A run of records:
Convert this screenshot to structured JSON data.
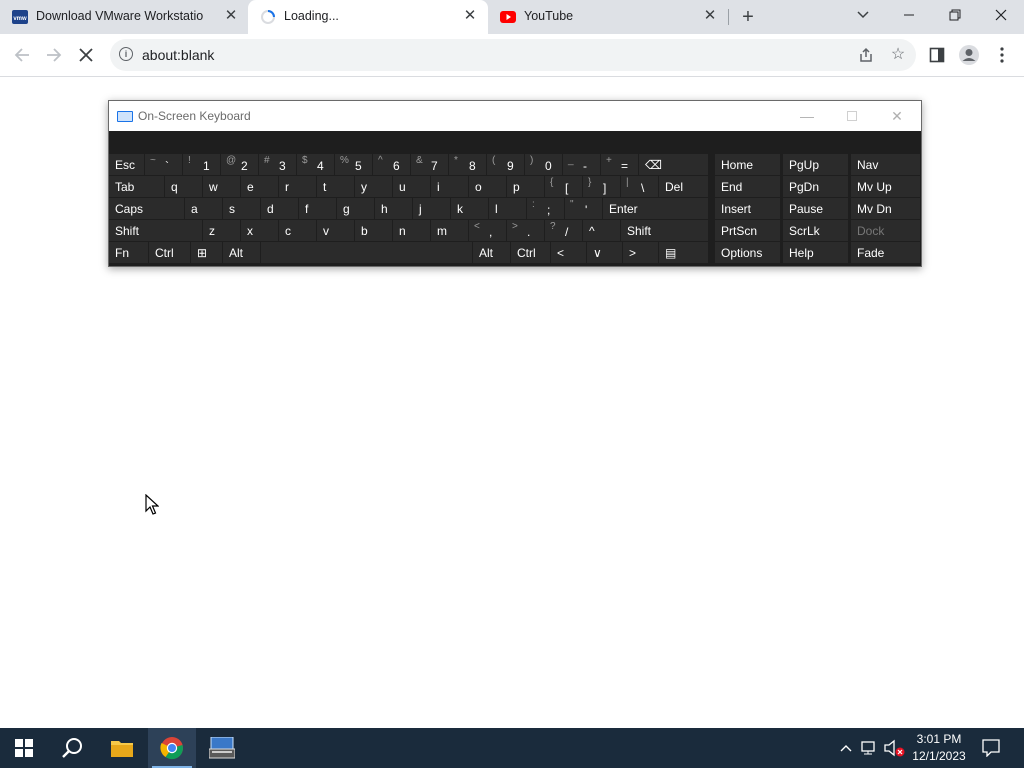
{
  "browser": {
    "tabs": [
      {
        "title": "Download VMware Workstation Pro",
        "icon": "vmware-favicon"
      },
      {
        "title": "Loading...",
        "icon": "loading-spinner",
        "active": true
      },
      {
        "title": "YouTube",
        "icon": "youtube-favicon"
      }
    ],
    "new_tab_symbol": "+",
    "address": "about:blank",
    "accent": "#1a73e8"
  },
  "osk": {
    "title": "On-Screen Keyboard",
    "rows": [
      [
        {
          "label": "Esc"
        },
        {
          "sec": "~",
          "main": "`"
        },
        {
          "sec": "!",
          "main": "1"
        },
        {
          "sec": "@",
          "main": "2"
        },
        {
          "sec": "#",
          "main": "3"
        },
        {
          "sec": "$",
          "main": "4"
        },
        {
          "sec": "%",
          "main": "5"
        },
        {
          "sec": "^",
          "main": "6"
        },
        {
          "sec": "&",
          "main": "7"
        },
        {
          "sec": "*",
          "main": "8"
        },
        {
          "sec": "(",
          "main": "9"
        },
        {
          "sec": ")",
          "main": "0"
        },
        {
          "sec": "_",
          "main": "-"
        },
        {
          "sec": "+",
          "main": "="
        },
        {
          "label": "⌫",
          "icon": "backspace-icon"
        },
        {
          "label": "Home"
        },
        {
          "label": "PgUp"
        },
        {
          "label": "Nav"
        }
      ],
      [
        {
          "label": "Tab"
        },
        {
          "label": "q"
        },
        {
          "label": "w"
        },
        {
          "label": "e"
        },
        {
          "label": "r"
        },
        {
          "label": "t"
        },
        {
          "label": "y"
        },
        {
          "label": "u"
        },
        {
          "label": "i"
        },
        {
          "label": "o"
        },
        {
          "label": "p"
        },
        {
          "sec": "{",
          "main": "["
        },
        {
          "sec": "}",
          "main": "]"
        },
        {
          "sec": "|",
          "main": "\\"
        },
        {
          "label": "Del"
        },
        {
          "label": "End"
        },
        {
          "label": "PgDn"
        },
        {
          "label": "Mv Up"
        }
      ],
      [
        {
          "label": "Caps"
        },
        {
          "label": "a"
        },
        {
          "label": "s"
        },
        {
          "label": "d"
        },
        {
          "label": "f"
        },
        {
          "label": "g"
        },
        {
          "label": "h"
        },
        {
          "label": "j"
        },
        {
          "label": "k"
        },
        {
          "label": "l"
        },
        {
          "sec": ":",
          "main": ";"
        },
        {
          "sec": "\"",
          "main": "'"
        },
        {
          "label": "Enter"
        },
        {
          "label": "Insert"
        },
        {
          "label": "Pause"
        },
        {
          "label": "Mv Dn"
        }
      ],
      [
        {
          "label": "Shift"
        },
        {
          "label": "z"
        },
        {
          "label": "x"
        },
        {
          "label": "c"
        },
        {
          "label": "v"
        },
        {
          "label": "b"
        },
        {
          "label": "n"
        },
        {
          "label": "m"
        },
        {
          "sec": "<",
          "main": ","
        },
        {
          "sec": ">",
          "main": "."
        },
        {
          "sec": "?",
          "main": "/"
        },
        {
          "label": "^",
          "icon": "arrow-up-icon"
        },
        {
          "label": "Shift"
        },
        {
          "label": "PrtScn"
        },
        {
          "label": "ScrLk"
        },
        {
          "label": "Dock",
          "dim": true
        }
      ],
      [
        {
          "label": "Fn"
        },
        {
          "label": "Ctrl"
        },
        {
          "label": "⊞",
          "icon": "windows-key-icon"
        },
        {
          "label": "Alt"
        },
        {
          "label": ""
        },
        {
          "label": "Alt"
        },
        {
          "label": "Ctrl"
        },
        {
          "label": "<",
          "icon": "arrow-left-icon"
        },
        {
          "label": "∨",
          "icon": "arrow-down-icon"
        },
        {
          "label": ">",
          "icon": "arrow-right-icon"
        },
        {
          "label": "▤",
          "icon": "context-menu-icon"
        },
        {
          "label": "Options"
        },
        {
          "label": "Help"
        },
        {
          "label": "Fade"
        }
      ]
    ]
  },
  "taskbar": {
    "time": "3:01 PM",
    "date": "12/1/2023",
    "color": "#1a2b3c"
  }
}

_Goal_.
From the listing, extract all text exactly as given and drop any picture.

_Full solution_.
Convert this screenshot to structured JSON data.
{
  "browser": {
    "tabs": [
      {
        "title": "Download VMware Workstation Pro",
        "icon": "vmware-favicon"
      },
      {
        "title": "Loading...",
        "icon": "loading-spinner",
        "active": true
      },
      {
        "title": "YouTube",
        "icon": "youtube-favicon"
      }
    ],
    "new_tab_symbol": "+",
    "address": "about:blank",
    "accent": "#1a73e8"
  },
  "osk": {
    "title": "On-Screen Keyboard",
    "rows": [
      [
        {
          "label": "Esc"
        },
        {
          "sec": "~",
          "main": "`"
        },
        {
          "sec": "!",
          "main": "1"
        },
        {
          "sec": "@",
          "main": "2"
        },
        {
          "sec": "#",
          "main": "3"
        },
        {
          "sec": "$",
          "main": "4"
        },
        {
          "sec": "%",
          "main": "5"
        },
        {
          "sec": "^",
          "main": "6"
        },
        {
          "sec": "&",
          "main": "7"
        },
        {
          "sec": "*",
          "main": "8"
        },
        {
          "sec": "(",
          "main": "9"
        },
        {
          "sec": ")",
          "main": "0"
        },
        {
          "sec": "_",
          "main": "-"
        },
        {
          "sec": "+",
          "main": "="
        },
        {
          "label": "⌫",
          "icon": "backspace-icon"
        },
        {
          "label": "Home"
        },
        {
          "label": "PgUp"
        },
        {
          "label": "Nav"
        }
      ],
      [
        {
          "label": "Tab"
        },
        {
          "label": "q"
        },
        {
          "label": "w"
        },
        {
          "label": "e"
        },
        {
          "label": "r"
        },
        {
          "label": "t"
        },
        {
          "label": "y"
        },
        {
          "label": "u"
        },
        {
          "label": "i"
        },
        {
          "label": "o"
        },
        {
          "label": "p"
        },
        {
          "sec": "{",
          "main": "["
        },
        {
          "sec": "}",
          "main": "]"
        },
        {
          "sec": "|",
          "main": "\\"
        },
        {
          "label": "Del"
        },
        {
          "label": "End"
        },
        {
          "label": "PgDn"
        },
        {
          "label": "Mv Up"
        }
      ],
      [
        {
          "label": "Caps"
        },
        {
          "label": "a"
        },
        {
          "label": "s"
        },
        {
          "label": "d"
        },
        {
          "label": "f"
        },
        {
          "label": "g"
        },
        {
          "label": "h"
        },
        {
          "label": "j"
        },
        {
          "label": "k"
        },
        {
          "label": "l"
        },
        {
          "sec": ":",
          "main": ";"
        },
        {
          "sec": "\"",
          "main": "'"
        },
        {
          "label": "Enter"
        },
        {
          "label": "Insert"
        },
        {
          "label": "Pause"
        },
        {
          "label": "Mv Dn"
        }
      ],
      [
        {
          "label": "Shift"
        },
        {
          "label": "z"
        },
        {
          "label": "x"
        },
        {
          "label": "c"
        },
        {
          "label": "v"
        },
        {
          "label": "b"
        },
        {
          "label": "n"
        },
        {
          "label": "m"
        },
        {
          "sec": "<",
          "main": ","
        },
        {
          "sec": ">",
          "main": "."
        },
        {
          "sec": "?",
          "main": "/"
        },
        {
          "label": "^",
          "icon": "arrow-up-icon"
        },
        {
          "label": "Shift"
        },
        {
          "label": "PrtScn"
        },
        {
          "label": "ScrLk"
        },
        {
          "label": "Dock",
          "dim": true
        }
      ],
      [
        {
          "label": "Fn"
        },
        {
          "label": "Ctrl"
        },
        {
          "label": "⊞",
          "icon": "windows-key-icon"
        },
        {
          "label": "Alt"
        },
        {
          "label": ""
        },
        {
          "label": "Alt"
        },
        {
          "label": "Ctrl"
        },
        {
          "label": "<",
          "icon": "arrow-left-icon"
        },
        {
          "label": "∨",
          "icon": "arrow-down-icon"
        },
        {
          "label": ">",
          "icon": "arrow-right-icon"
        },
        {
          "label": "▤",
          "icon": "context-menu-icon"
        },
        {
          "label": "Options"
        },
        {
          "label": "Help"
        },
        {
          "label": "Fade"
        }
      ]
    ]
  },
  "taskbar": {
    "time": "3:01 PM",
    "date": "12/1/2023",
    "color": "#1a2b3c"
  }
}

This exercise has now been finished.